-- START OF DATA EXTRACT --

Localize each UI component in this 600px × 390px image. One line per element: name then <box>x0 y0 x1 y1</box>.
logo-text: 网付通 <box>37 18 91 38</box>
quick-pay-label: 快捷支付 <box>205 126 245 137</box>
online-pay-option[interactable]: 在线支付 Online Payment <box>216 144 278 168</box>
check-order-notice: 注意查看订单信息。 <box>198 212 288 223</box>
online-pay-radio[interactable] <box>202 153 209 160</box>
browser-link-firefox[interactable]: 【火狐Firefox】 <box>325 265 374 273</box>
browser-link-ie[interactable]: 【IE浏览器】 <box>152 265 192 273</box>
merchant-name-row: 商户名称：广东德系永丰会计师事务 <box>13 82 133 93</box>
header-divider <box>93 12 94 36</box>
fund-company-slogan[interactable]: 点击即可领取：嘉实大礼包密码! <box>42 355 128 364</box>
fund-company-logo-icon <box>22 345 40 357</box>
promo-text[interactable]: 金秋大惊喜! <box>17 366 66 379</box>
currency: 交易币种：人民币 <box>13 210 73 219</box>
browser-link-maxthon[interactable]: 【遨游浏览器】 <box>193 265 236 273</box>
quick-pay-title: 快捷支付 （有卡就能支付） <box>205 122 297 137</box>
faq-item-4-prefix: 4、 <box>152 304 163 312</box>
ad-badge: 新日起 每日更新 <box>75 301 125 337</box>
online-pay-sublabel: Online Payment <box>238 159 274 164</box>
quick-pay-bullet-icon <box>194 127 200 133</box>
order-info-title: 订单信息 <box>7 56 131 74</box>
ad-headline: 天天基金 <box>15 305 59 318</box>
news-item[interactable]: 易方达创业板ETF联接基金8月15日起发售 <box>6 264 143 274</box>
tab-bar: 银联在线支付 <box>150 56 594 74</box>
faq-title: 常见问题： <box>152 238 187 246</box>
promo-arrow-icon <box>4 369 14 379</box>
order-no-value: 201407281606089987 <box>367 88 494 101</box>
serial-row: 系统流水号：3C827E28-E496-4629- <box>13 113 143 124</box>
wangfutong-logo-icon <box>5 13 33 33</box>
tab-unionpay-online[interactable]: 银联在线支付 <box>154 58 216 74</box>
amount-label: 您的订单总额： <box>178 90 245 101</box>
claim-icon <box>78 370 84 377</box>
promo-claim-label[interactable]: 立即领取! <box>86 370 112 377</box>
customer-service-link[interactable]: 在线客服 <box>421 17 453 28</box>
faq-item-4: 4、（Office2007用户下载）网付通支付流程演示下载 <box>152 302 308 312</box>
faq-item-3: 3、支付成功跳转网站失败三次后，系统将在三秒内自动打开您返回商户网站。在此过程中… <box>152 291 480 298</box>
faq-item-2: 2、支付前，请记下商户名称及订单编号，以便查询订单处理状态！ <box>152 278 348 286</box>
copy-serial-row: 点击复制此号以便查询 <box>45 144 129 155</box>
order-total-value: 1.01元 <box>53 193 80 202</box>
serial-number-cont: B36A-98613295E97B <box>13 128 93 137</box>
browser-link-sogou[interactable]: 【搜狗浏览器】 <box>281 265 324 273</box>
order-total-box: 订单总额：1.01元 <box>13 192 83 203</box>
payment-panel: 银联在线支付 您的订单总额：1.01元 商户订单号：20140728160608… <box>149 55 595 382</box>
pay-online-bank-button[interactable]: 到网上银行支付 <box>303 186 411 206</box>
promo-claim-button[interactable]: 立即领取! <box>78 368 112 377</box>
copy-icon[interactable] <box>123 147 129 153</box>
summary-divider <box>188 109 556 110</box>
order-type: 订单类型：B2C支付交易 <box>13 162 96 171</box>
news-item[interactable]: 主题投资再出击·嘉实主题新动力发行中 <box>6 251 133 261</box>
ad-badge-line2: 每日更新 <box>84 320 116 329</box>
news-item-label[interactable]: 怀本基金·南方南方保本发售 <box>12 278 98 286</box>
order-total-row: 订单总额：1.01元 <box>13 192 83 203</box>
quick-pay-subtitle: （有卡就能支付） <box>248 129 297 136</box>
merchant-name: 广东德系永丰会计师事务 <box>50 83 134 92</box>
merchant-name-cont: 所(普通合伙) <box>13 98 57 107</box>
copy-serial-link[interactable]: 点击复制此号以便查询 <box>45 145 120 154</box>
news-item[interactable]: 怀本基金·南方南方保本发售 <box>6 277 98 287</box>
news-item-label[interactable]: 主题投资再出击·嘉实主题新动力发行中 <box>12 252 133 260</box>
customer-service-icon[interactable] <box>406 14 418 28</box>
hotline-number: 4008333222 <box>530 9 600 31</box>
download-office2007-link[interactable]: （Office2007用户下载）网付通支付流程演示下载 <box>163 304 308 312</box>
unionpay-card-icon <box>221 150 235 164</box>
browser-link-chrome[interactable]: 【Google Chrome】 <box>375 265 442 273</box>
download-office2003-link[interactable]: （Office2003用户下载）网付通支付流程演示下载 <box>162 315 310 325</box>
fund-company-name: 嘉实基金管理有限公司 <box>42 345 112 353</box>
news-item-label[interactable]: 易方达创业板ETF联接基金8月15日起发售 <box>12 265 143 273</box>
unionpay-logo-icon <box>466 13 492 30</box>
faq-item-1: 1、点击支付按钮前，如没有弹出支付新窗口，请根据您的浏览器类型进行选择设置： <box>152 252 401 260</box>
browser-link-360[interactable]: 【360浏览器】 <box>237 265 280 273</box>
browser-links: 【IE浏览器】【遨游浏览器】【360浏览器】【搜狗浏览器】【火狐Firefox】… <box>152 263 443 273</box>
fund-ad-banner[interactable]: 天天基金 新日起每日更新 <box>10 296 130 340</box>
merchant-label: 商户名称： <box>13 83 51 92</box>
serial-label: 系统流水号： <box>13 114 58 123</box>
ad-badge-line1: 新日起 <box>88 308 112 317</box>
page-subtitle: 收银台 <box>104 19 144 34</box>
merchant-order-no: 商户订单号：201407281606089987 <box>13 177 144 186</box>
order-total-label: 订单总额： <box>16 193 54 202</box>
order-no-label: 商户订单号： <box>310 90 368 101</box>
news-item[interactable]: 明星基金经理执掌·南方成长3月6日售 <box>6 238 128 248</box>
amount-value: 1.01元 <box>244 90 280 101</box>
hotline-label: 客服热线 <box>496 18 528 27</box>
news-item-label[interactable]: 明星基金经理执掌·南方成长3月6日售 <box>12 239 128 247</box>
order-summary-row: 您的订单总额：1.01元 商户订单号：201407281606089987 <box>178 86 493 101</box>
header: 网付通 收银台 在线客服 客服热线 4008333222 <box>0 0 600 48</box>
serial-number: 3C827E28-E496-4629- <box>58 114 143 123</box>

-- END OF DATA EXTRACT --

REQUIREMENT: Please recast every line of the items above as a JSON list of strings, one string per line, with blank lines left out.

EXERCISE OUTPUT:
[
  "Localize each UI component in this 600px × 390px image. One line per element: name then <box>x0 y0 x1 y1</box>.",
  "logo-text: 网付通 <box>37 18 91 38</box>",
  "quick-pay-label: 快捷支付 <box>205 126 245 137</box>",
  "online-pay-option[interactable]: 在线支付 Online Payment <box>216 144 278 168</box>",
  "check-order-notice: 注意查看订单信息。 <box>198 212 288 223</box>",
  "online-pay-radio[interactable] <box>202 153 209 160</box>",
  "browser-link-firefox[interactable]: 【火狐Firefox】 <box>325 265 374 273</box>",
  "browser-link-ie[interactable]: 【IE浏览器】 <box>152 265 192 273</box>",
  "merchant-name-row: 商户名称：广东德系永丰会计师事务 <box>13 82 133 93</box>",
  "header-divider <box>93 12 94 36</box>",
  "fund-company-slogan[interactable]: 点击即可领取：嘉实大礼包密码! <box>42 355 128 364</box>",
  "fund-company-logo-icon <box>22 345 40 357</box>",
  "promo-text[interactable]: 金秋大惊喜! <box>17 366 66 379</box>",
  "currency: 交易币种：人民币 <box>13 210 73 219</box>",
  "browser-link-maxthon[interactable]: 【遨游浏览器】 <box>193 265 236 273</box>",
  "quick-pay-title: 快捷支付 （有卡就能支付） <box>205 122 297 137</box>",
  "faq-item-4-prefix: 4、 <box>152 304 163 312</box>",
  "ad-badge: 新日起 每日更新 <box>75 301 125 337</box>",
  "online-pay-sublabel: Online Payment <box>238 159 274 164</box>",
  "quick-pay-bullet-icon <box>194 127 200 133</box>",
  "order-info-title: 订单信息 <box>7 56 131 74</box>",
  "ad-headline: 天天基金 <box>15 305 59 318</box>",
  "news-item[interactable]: 易方达创业板ETF联接基金8月15日起发售 <box>6 264 143 274</box>",
  "tab-bar: 银联在线支付 <box>150 56 594 74</box>",
  "faq-title: 常见问题： <box>152 238 187 246</box>",
  "promo-arrow-icon <box>4 369 14 379</box>",
  "order-no-value: 201407281606089987 <box>367 88 494 101</box>",
  "serial-row: 系统流水号：3C827E28-E496-4629- <box>13 113 143 124</box>",
  "wangfutong-logo-icon <box>5 13 33 33</box>",
  "tab-unionpay-online[interactable]: 银联在线支付 <box>154 58 216 74</box>",
  "amount-label: 您的订单总额： <box>178 90 245 101</box>",
  "claim-icon <box>78 370 84 377</box>",
  "promo-claim-label[interactable]: 立即领取! <box>86 370 112 377</box>",
  "customer-service-link[interactable]: 在线客服 <box>421 17 453 28</box>",
  "faq-item-4: 4、（Office2007用户下载）网付通支付流程演示下载 <box>152 302 308 312</box>",
  "faq-item-3: 3、支付成功跳转网站失败三次后，系统将在三秒内自动打开您返回商户网站。在此过程中… <box>152 291 480 298</box>",
  "faq-item-2: 2、支付前，请记下商户名称及订单编号，以便查询订单处理状态！ <box>152 278 348 286</box>",
  "copy-serial-row: 点击复制此号以便查询 <box>45 144 129 155</box>",
  "order-total-value: 1.01元 <box>53 193 80 202</box>",
  "serial-number-cont: B36A-98613295E97B <box>13 128 93 137</box>",
  "browser-link-sogou[interactable]: 【搜狗浏览器】 <box>281 265 324 273</box>",
  "order-total-box: 订单总额：1.01元 <box>13 192 83 203</box>",
  "payment-panel: 银联在线支付 您的订单总额：1.01元 商户订单号：20140728160608… <box>149 55 595 382</box>",
  "pay-online-bank-button[interactable]: 到网上银行支付 <box>303 186 411 206</box>",
  "promo-claim-button[interactable]: 立即领取! <box>78 368 112 377</box>",
  "copy-icon[interactable] <box>123 147 129 153</box>",
  "summary-divider <box>188 109 556 110</box>",
  "order-type: 订单类型：B2C支付交易 <box>13 162 96 171</box>",
  "news-item[interactable]: 主题投资再出击·嘉实主题新动力发行中 <box>6 251 133 261</box>",
  "ad-badge-line2: 每日更新 <box>84 320 116 329</box>",
  "news-item-label[interactable]: 怀本基金·南方南方保本发售 <box>12 278 98 286</box>",
  "order-total-row: 订单总额：1.01元 <box>13 192 83 203</box>",
  "quick-pay-subtitle: （有卡就能支付） <box>248 129 297 136</box>",
  "merchant-name: 广东德系永丰会计师事务 <box>50 83 134 92</box>",
  "merchant-name-cont: 所(普通合伙) <box>13 98 57 107</box>",
  "copy-serial-link[interactable]: 点击复制此号以便查询 <box>45 145 120 154</box>",
  "news-item[interactable]: 怀本基金·南方南方保本发售 <box>6 277 98 287</box>",
  "news-item-label[interactable]: 主题投资再出击·嘉实主题新动力发行中 <box>12 252 133 260</box>",
  "customer-service-icon[interactable] <box>406 14 418 28</box>",
  "hotline-number: 4008333222 <box>530 9 600 31</box>",
  "download-office2007-link[interactable]: （Office2007用户下载）网付通支付流程演示下载 <box>163 304 308 312</box>",
  "unionpay-card-icon <box>221 150 235 164</box>",
  "browser-link-chrome[interactable]: 【Google Chrome】 <box>375 265 442 273</box>",
  "download-office2003-link[interactable]: （Office2003用户下载）网付通支付流程演示下载 <box>162 315 310 325</box>",
  "fund-company-name: 嘉实基金管理有限公司 <box>42 345 112 353</box>",
  "news-item-label[interactable]: 易方达创业板ETF联接基金8月15日起发售 <box>12 265 143 273</box>",
  "unionpay-logo-icon <box>466 13 492 30</box>",
  "faq-item-1: 1、点击支付按钮前，如没有弹出支付新窗口，请根据您的浏览器类型进行选择设置： <box>152 252 401 260</box>",
  "browser-link-360[interactable]: 【360浏览器】 <box>237 265 280 273</box>",
  "browser-links: 【IE浏览器】【遨游浏览器】【360浏览器】【搜狗浏览器】【火狐Firefox】… <box>152 263 443 273</box>",
  "fund-ad-banner[interactable]: 天天基金 新日起每日更新 <box>10 296 130 340</box>",
  "merchant-label: 商户名称： <box>13 83 51 92</box>",
  "serial-label: 系统流水号： <box>13 114 58 123</box>",
  "ad-badge-line1: 新日起 <box>88 308 112 317</box>",
  "page-subtitle: 收银台 <box>104 19 144 34</box>",
  "merchant-order-no: 商户订单号：201407281606089987 <box>13 177 144 186</box>",
  "order-total-label: 订单总额： <box>16 193 54 202</box>",
  "order-no-label: 商户订单号： <box>310 90 368 101</box>",
  "news-item[interactable]: 明星基金经理执掌·南方成长3月6日售 <box>6 238 128 248</box>",
  "amount-value: 1.01元 <box>244 90 280 101</box>",
  "hotline-label: 客服热线 <box>496 18 528 27</box>",
  "news-item-label[interactable]: 明星基金经理执掌·南方成长3月6日售 <box>12 239 128 247</box>",
  "order-summary-row: 您的订单总额：1.01元 商户订单号：201407281606089987 <box>178 86 493 101</box>",
  "header: 网付通 收银台 在线客服 客服热线 4008333222 <box>0 0 600 48</box>",
  "serial-number: 3C827E28-E496-4629- <box>58 114 143 123</box>"
]